-- SET TASK --
Your task is to write out exactly the lines from the line containing "What data populates this interface?" through the end of the records, inclusive at both ends.

════

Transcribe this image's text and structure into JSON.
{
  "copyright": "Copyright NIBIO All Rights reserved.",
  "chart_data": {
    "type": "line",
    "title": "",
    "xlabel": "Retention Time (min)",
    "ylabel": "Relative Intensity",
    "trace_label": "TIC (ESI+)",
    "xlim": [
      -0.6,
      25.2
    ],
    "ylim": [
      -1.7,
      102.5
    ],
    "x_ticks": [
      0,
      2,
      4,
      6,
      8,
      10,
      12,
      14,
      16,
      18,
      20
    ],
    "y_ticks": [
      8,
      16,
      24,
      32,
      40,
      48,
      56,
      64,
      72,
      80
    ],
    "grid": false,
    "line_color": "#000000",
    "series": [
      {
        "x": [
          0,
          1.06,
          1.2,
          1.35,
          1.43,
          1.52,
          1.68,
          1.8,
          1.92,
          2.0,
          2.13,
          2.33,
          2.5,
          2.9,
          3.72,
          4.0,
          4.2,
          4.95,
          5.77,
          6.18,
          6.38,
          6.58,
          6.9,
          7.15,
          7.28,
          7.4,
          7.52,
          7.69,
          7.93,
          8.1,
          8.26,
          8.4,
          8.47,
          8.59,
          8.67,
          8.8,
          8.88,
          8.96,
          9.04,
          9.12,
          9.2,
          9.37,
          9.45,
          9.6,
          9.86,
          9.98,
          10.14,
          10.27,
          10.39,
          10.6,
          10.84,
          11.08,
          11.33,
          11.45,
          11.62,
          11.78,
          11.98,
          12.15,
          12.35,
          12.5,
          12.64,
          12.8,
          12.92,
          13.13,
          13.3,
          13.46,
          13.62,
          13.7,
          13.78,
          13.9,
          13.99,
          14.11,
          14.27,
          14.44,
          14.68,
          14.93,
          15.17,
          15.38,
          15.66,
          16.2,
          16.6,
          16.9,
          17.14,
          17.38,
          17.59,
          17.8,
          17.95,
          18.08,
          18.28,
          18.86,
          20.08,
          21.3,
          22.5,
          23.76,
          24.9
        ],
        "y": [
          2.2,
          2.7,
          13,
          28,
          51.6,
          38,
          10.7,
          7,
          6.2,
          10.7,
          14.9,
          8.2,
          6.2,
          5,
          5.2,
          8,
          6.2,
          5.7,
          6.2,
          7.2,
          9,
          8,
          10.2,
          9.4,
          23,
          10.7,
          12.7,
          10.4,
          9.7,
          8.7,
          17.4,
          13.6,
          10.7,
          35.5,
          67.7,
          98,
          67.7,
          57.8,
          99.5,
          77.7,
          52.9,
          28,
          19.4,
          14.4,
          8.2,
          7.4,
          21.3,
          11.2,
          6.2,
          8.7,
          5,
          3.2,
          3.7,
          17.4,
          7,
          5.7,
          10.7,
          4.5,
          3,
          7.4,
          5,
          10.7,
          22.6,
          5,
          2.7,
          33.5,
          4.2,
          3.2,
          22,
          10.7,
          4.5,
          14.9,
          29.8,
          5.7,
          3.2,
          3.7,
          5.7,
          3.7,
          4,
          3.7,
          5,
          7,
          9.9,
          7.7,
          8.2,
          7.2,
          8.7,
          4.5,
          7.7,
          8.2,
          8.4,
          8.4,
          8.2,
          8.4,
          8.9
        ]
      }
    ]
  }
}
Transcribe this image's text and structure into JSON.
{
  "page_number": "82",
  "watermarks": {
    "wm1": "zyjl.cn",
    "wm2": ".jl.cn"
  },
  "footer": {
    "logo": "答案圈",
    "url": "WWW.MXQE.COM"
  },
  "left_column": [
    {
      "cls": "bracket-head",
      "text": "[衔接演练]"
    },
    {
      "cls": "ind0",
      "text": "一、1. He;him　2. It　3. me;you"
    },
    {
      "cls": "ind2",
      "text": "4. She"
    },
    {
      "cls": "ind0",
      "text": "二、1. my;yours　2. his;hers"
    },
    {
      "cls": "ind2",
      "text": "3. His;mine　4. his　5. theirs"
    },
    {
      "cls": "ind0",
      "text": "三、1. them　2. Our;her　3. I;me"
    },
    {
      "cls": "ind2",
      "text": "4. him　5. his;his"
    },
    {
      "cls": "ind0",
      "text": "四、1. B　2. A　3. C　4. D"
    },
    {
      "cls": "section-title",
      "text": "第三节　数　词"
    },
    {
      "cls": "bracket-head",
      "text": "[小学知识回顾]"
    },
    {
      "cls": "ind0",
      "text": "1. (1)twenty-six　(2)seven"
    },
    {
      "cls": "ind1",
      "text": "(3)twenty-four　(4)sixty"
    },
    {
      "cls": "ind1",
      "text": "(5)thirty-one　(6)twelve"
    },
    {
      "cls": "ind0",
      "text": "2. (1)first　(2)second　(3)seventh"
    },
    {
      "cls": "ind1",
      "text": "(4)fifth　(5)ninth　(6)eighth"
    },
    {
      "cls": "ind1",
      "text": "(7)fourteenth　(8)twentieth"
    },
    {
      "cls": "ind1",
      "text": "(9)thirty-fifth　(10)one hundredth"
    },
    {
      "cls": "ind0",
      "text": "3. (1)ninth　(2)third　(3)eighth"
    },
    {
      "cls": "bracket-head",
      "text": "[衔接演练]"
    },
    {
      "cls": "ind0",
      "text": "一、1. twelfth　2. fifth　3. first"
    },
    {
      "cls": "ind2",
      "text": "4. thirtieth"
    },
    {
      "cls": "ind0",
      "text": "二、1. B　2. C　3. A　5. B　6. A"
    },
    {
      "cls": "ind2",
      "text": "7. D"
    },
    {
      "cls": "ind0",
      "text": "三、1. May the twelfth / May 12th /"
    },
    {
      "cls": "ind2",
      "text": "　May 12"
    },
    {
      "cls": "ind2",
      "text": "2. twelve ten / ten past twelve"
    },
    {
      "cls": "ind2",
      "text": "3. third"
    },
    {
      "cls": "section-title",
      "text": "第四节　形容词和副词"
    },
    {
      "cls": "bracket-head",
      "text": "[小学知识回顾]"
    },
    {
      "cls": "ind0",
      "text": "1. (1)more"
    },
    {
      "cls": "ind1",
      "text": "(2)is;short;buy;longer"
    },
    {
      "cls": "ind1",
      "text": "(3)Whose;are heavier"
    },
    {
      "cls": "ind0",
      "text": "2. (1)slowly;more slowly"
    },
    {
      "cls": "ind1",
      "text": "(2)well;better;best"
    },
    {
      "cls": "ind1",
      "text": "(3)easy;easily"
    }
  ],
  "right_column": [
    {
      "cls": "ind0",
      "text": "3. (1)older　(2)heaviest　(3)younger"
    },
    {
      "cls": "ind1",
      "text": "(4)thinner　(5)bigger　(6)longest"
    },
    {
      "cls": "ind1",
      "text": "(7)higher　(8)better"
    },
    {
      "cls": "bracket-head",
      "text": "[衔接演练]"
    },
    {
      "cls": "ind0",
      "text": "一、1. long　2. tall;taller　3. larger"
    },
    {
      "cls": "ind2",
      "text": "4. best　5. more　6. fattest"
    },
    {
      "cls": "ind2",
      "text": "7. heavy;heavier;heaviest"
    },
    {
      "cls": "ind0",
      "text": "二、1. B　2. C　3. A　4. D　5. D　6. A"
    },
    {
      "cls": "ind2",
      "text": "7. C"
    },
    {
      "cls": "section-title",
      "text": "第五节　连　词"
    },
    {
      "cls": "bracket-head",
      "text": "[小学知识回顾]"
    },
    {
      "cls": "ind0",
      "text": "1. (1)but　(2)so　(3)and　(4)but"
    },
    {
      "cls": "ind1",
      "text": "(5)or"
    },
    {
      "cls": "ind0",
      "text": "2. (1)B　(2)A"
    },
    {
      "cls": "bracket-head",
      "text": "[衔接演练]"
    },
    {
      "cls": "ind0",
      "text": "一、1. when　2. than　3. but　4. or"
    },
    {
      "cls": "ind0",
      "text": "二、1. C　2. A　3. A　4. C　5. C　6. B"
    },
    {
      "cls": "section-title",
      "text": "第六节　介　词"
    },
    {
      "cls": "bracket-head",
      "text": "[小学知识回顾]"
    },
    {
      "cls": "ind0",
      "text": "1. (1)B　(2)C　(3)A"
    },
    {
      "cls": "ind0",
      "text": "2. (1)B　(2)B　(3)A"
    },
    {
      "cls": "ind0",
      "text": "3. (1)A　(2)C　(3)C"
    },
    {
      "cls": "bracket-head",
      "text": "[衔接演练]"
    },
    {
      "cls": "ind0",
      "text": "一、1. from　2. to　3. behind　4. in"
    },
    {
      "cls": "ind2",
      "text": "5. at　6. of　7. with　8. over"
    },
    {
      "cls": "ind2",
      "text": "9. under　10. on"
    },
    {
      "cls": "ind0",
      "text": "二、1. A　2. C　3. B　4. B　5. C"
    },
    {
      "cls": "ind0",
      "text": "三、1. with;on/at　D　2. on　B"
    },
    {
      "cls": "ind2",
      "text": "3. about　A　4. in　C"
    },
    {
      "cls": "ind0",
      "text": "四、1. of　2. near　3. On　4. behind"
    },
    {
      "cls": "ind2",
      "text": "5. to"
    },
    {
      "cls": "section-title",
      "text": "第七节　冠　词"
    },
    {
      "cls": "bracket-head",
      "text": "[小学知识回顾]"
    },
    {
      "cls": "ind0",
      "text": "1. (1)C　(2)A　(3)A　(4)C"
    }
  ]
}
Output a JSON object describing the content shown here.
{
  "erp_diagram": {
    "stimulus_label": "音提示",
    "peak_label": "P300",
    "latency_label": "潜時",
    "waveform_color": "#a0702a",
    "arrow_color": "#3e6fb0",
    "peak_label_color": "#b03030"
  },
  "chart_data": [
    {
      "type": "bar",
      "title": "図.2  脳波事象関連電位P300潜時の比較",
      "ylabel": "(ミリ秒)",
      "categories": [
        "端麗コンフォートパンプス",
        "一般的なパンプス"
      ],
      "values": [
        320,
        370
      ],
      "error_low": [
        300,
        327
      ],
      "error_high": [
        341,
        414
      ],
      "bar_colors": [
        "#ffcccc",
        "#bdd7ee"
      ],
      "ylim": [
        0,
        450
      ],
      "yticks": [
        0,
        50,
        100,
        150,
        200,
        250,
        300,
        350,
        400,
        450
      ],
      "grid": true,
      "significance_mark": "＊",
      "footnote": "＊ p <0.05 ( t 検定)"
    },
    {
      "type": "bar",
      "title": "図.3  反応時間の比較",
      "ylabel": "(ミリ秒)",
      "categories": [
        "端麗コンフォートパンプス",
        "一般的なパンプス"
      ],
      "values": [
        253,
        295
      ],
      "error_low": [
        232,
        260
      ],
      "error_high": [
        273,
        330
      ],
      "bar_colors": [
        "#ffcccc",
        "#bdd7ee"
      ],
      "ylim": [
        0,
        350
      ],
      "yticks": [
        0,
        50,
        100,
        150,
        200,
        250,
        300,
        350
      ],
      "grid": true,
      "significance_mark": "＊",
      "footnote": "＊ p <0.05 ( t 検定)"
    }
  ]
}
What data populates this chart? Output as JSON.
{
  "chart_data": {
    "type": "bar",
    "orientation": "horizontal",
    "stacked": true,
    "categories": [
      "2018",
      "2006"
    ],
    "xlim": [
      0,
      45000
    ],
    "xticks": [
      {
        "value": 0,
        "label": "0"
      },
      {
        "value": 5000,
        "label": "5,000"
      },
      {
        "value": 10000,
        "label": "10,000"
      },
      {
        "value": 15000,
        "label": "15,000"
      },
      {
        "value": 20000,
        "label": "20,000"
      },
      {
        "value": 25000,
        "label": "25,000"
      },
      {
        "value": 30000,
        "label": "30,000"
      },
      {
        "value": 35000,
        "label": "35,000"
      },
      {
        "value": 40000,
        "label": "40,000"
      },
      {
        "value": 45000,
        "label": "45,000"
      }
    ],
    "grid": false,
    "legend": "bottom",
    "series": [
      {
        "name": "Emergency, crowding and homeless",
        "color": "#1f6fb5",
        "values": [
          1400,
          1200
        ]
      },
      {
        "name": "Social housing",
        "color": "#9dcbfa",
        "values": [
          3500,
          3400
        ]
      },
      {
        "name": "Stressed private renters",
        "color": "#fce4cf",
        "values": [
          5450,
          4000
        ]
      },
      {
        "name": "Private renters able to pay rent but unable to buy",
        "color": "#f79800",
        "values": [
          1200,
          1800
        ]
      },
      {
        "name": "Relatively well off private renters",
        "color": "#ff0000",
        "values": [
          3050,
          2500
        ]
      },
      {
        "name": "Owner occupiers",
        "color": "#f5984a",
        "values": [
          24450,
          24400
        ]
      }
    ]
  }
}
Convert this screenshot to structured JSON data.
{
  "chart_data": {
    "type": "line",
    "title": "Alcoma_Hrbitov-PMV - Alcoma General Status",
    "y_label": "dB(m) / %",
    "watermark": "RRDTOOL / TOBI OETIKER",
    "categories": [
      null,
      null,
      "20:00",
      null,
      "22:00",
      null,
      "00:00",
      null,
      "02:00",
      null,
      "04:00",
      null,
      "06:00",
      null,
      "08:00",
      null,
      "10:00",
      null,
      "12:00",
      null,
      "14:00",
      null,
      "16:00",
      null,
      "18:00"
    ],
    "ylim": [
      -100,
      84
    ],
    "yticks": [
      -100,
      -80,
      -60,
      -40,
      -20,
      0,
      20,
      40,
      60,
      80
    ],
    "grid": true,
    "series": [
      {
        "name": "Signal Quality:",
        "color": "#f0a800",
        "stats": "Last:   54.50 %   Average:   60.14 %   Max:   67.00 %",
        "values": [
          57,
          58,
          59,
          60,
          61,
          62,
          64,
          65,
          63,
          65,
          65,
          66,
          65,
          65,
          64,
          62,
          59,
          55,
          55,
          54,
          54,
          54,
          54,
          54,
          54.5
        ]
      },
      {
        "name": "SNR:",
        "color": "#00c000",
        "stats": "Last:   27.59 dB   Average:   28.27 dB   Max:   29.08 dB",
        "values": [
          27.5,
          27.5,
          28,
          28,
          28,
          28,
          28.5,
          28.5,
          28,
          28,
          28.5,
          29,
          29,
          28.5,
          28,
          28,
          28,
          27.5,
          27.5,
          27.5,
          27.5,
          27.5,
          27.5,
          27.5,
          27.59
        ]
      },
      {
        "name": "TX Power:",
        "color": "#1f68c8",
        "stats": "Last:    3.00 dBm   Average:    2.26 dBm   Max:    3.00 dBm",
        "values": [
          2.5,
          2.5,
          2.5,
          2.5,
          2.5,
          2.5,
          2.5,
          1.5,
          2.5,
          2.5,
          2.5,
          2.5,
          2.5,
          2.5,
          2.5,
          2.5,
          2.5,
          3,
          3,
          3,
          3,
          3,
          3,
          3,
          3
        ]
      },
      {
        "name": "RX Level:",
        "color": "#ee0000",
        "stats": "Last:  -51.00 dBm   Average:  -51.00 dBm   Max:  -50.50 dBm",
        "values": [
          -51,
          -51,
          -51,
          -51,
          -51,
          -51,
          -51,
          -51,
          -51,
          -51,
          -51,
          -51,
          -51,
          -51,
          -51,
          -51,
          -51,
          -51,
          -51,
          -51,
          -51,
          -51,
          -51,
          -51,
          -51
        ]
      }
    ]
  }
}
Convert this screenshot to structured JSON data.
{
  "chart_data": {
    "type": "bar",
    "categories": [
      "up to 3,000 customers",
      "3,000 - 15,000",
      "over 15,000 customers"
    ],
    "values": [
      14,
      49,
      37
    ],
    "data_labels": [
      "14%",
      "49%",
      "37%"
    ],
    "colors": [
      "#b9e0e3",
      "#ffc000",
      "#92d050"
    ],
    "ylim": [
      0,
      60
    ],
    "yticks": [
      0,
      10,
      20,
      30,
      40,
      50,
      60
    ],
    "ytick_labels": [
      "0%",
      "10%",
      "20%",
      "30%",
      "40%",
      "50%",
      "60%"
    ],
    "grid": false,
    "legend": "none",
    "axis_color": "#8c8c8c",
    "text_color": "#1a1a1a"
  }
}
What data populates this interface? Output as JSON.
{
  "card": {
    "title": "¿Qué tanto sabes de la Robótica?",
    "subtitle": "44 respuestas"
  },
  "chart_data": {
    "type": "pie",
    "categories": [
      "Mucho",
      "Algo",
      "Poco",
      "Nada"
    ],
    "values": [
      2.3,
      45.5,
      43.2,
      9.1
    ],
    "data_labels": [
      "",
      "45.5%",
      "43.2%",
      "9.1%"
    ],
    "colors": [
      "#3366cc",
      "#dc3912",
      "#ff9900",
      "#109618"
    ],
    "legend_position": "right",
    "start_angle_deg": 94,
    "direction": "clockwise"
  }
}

════

-- SOLUTION TO THE PROBLEM --
What data populates this interface? Output as JSON.
{
  "card": {
    "title": "¿Qué tanto sabes de la Robótica?",
    "subtitle": "44 respuestas"
  },
  "chart_data": {
    "type": "pie",
    "categories": [
      "Mucho",
      "Algo",
      "Poco",
      "Nada"
    ],
    "values": [
      2.3,
      45.5,
      43.2,
      9.1
    ],
    "data_labels": [
      "",
      "45.5%",
      "43.2%",
      "9.1%"
    ],
    "colors": [
      "#3366cc",
      "#dc3912",
      "#ff9900",
      "#109618"
    ],
    "legend_position": "right",
    "start_angle_deg": 94,
    "direction": "clockwise"
  }
}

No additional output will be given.